• _Task brief_: Look through the material and copy each line holding "over".

• _Input rows_:
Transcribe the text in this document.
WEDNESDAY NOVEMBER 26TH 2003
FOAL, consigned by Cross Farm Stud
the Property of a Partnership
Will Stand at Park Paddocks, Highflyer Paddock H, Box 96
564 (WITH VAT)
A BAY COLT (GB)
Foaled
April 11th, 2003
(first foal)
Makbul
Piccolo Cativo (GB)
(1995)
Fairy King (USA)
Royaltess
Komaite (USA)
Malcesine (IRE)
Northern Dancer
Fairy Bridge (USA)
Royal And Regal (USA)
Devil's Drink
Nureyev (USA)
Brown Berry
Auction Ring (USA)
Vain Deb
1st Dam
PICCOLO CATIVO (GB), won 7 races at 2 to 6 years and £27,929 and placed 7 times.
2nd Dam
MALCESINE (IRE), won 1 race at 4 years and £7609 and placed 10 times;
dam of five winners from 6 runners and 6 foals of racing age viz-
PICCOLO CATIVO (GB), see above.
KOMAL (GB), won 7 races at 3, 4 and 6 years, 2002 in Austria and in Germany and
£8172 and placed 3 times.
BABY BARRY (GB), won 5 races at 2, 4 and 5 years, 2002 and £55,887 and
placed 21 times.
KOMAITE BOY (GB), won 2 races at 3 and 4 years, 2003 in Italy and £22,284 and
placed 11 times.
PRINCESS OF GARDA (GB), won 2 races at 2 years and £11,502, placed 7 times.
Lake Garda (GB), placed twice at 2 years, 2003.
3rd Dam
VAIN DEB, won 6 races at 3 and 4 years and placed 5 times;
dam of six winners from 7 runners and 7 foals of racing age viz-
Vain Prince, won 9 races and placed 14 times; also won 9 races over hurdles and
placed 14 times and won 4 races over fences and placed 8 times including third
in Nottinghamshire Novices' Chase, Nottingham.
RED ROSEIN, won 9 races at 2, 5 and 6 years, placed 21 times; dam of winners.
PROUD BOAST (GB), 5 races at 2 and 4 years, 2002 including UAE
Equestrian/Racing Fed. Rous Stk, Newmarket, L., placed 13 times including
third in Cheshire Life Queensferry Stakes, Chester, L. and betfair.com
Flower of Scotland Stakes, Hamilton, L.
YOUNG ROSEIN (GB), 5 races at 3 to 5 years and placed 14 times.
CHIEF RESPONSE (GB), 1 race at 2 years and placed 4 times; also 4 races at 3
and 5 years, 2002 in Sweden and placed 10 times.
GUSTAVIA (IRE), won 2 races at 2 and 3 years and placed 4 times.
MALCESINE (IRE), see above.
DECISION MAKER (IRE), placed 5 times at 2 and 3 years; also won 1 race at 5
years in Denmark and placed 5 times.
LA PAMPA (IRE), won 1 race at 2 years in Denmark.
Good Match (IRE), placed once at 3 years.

• _Solution to the exercise_:
Vain Prince, won 9 races and placed 14 times; also won 9 races over hurdles and
placed 14 times and won 4 races over fences and placed 8 times including third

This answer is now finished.